[Data records]
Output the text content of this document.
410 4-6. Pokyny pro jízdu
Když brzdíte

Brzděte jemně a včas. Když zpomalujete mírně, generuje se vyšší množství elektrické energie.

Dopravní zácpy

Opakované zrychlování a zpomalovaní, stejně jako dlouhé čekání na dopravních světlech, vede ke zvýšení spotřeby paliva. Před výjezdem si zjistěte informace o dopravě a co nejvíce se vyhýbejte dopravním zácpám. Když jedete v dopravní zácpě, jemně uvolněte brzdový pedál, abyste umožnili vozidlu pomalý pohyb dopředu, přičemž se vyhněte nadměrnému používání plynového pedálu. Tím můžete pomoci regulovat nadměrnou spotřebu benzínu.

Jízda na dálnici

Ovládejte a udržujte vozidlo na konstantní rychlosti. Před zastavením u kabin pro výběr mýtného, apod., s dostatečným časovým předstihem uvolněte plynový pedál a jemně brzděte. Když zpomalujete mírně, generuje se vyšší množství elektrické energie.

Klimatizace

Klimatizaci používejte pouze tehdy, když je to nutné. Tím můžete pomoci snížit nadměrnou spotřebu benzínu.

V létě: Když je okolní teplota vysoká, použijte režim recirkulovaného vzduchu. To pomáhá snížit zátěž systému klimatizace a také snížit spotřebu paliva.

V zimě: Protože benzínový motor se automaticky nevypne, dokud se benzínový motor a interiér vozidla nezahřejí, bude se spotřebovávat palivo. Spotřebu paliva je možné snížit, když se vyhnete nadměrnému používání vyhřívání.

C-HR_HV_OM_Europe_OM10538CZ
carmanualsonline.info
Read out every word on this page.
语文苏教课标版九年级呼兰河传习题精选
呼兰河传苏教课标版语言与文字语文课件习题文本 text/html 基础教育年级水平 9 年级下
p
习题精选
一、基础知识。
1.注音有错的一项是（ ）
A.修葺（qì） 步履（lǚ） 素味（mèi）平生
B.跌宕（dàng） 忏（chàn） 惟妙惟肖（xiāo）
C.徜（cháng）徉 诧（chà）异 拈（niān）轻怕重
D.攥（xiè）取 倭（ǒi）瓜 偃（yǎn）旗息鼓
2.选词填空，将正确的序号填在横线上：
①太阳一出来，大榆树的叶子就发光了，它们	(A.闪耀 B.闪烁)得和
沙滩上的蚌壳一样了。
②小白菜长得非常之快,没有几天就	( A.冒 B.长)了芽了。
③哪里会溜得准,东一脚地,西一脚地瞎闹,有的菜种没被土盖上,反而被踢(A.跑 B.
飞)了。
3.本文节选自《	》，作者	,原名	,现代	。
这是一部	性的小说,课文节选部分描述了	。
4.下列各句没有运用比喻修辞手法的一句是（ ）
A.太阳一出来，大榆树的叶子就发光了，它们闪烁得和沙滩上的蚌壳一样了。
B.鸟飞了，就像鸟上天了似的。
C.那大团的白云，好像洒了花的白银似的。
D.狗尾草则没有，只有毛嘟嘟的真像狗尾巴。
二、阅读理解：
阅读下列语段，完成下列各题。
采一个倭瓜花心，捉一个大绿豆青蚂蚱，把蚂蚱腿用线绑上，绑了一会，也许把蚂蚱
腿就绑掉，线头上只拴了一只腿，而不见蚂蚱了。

◆ PROBLEM: Gather, from the listing above, every line carrying the word "můžete".

◆ ANSWER TO THE TASK:
Opakované zrychlování a zpomalovaní, stejně jako dlouhé čekání na dopravních světlech, vede ke zvýšení spotřeby paliva. Před výjezdem si zjistěte informace o dopravě a co nejvíce se vyhýbejte dopravním zácpám. Když jedete v dopravní zácpě, jemně uvolněte brzdový pedál, abyste umožnili vozidlu pomalý pohyb dopředu, přičemž se vyhněte nadměrnému používání plynového pedálu. Tím můžete pomoci regulovat nadměrnou spotřebu benzínu.
Klimatizaci používejte pouze tehdy, když je to nutné. Tím můžete pomoci snížit nadměrnou spotřebu benzínu.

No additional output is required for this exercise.